**SHORT TASK:** The listing below should be printed exactly, every line of it. Skip the pictures.

Items from a data source
-- begin --

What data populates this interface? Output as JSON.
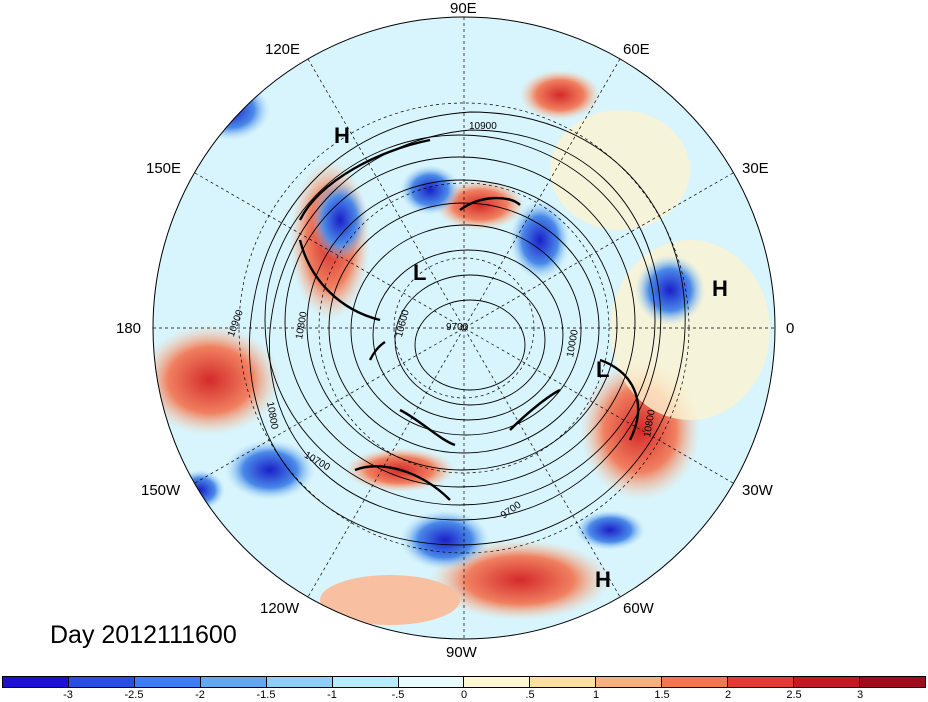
{
  "title": "Day 2012111600",
  "longitude_labels": {
    "lon_90e": "90E",
    "lon_120e": "120E",
    "lon_60e": "60E",
    "lon_150e": "150E",
    "lon_30e": "30E",
    "lon_180": "180",
    "lon_0": "0",
    "lon_150w": "150W",
    "lon_30w": "30W",
    "lon_120w": "120W",
    "lon_60w": "60W",
    "lon_90w": "90W"
  },
  "pressure_centers": {
    "high_pacific_asia": "H",
    "high_atlantic_east": "H",
    "high_atlantic_west": "H",
    "low_siberia": "L",
    "low_atlantic": "L"
  },
  "contour_labels": {
    "c_10900_top": "10900",
    "c_10900_left": "10900",
    "c_10800_left": "10800",
    "c_10800_mid": "10800",
    "c_10700_left": "10700",
    "c_10600": "10600",
    "c_9700_center": "9700",
    "c_9700_south": "9700",
    "c_10800_right": "10800",
    "c_10000": "10000"
  },
  "colorbar": {
    "ticks": [
      "-3",
      "-2.5",
      "-2",
      "-1.5",
      "-1",
      "-.5",
      "0",
      ".5",
      "1",
      "1.5",
      "2",
      "2.5",
      "3"
    ],
    "colors": [
      "#1e10d2",
      "#2850e0",
      "#3a7ff0",
      "#60a8f2",
      "#8cd0f8",
      "#b8ecfd",
      "#e8fbff",
      "#fdf6d2",
      "#fde0a0",
      "#f8b07c",
      "#f0784e",
      "#e03c32",
      "#c01a24",
      "#9c0c1c"
    ]
  }
}
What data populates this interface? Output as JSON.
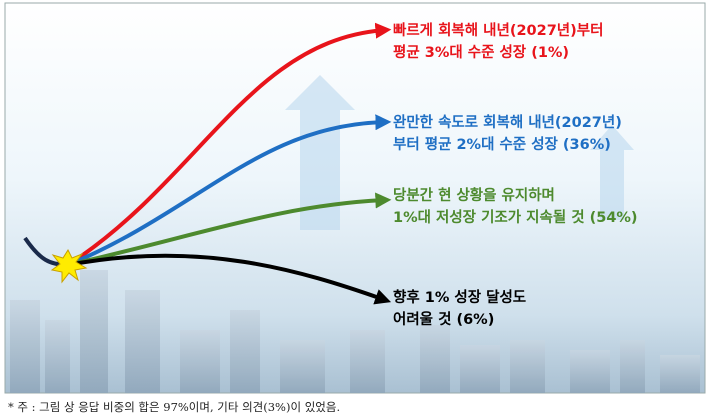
{
  "scenarios": [
    {
      "lines": [
        "빠르게 회복해 내년(2027년)부터",
        "평균 3%대 수준 성장 (1%)"
      ]
    },
    {
      "lines": [
        "완만한 속도로 회복해 내년(2027년)",
        "부터 평균 2%대 수준 성장 (36%)"
      ]
    },
    {
      "lines": [
        "당분간 현 상황을 유지하며",
        "1%대 저성장 기조가 지속될 것 (54%)"
      ]
    },
    {
      "lines": [
        "향후 1% 성장 달성도",
        "어려울 것 (6%)"
      ]
    }
  ],
  "footnote": "* 주 : 그림 상 응답 비중의 합은 97%이며, 기타 의견(3%)이 있었음."
}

-- end --

**EXPECTED ANSWER:**
What data populates this interface? Output as JSON.
{
  "title": "Day 2012111600",
  "longitude_labels": {
    "lon_90e": "90E",
    "lon_120e": "120E",
    "lon_60e": "60E",
    "lon_150e": "150E",
    "lon_30e": "30E",
    "lon_180": "180",
    "lon_0": "0",
    "lon_150w": "150W",
    "lon_30w": "30W",
    "lon_120w": "120W",
    "lon_60w": "60W",
    "lon_90w": "90W"
  },
  "pressure_centers": {
    "high_pacific_asia": "H",
    "high_atlantic_east": "H",
    "high_atlantic_west": "H",
    "low_siberia": "L",
    "low_atlantic": "L"
  },
  "contour_labels": {
    "c_10900_top": "10900",
    "c_10900_left": "10900",
    "c_10800_left": "10800",
    "c_10800_mid": "10800",
    "c_10700_left": "10700",
    "c_10600": "10600",
    "c_9700_center": "9700",
    "c_9700_south": "9700",
    "c_10800_right": "10800",
    "c_10000": "10000"
  },
  "colorbar": {
    "ticks": [
      "-3",
      "-2.5",
      "-2",
      "-1.5",
      "-1",
      "-.5",
      "0",
      ".5",
      "1",
      "1.5",
      "2",
      "2.5",
      "3"
    ],
    "colors": [
      "#1e10d2",
      "#2850e0",
      "#3a7ff0",
      "#60a8f2",
      "#8cd0f8",
      "#b8ecfd",
      "#e8fbff",
      "#fdf6d2",
      "#fde0a0",
      "#f8b07c",
      "#f0784e",
      "#e03c32",
      "#c01a24",
      "#9c0c1c"
    ]
  }
}
What data populates this interface? Output as JSON.
{
  "scenarios": [
    {
      "lines": [
        "빠르게 회복해 내년(2027년)부터",
        "평균 3%대 수준 성장 (1%)"
      ]
    },
    {
      "lines": [
        "완만한 속도로 회복해 내년(2027년)",
        "부터 평균 2%대 수준 성장 (36%)"
      ]
    },
    {
      "lines": [
        "당분간 현 상황을 유지하며",
        "1%대 저성장 기조가 지속될 것 (54%)"
      ]
    },
    {
      "lines": [
        "향후 1% 성장 달성도",
        "어려울 것 (6%)"
      ]
    }
  ],
  "footnote": "* 주 : 그림 상 응답 비중의 합은 97%이며, 기타 의견(3%)이 있었음."
}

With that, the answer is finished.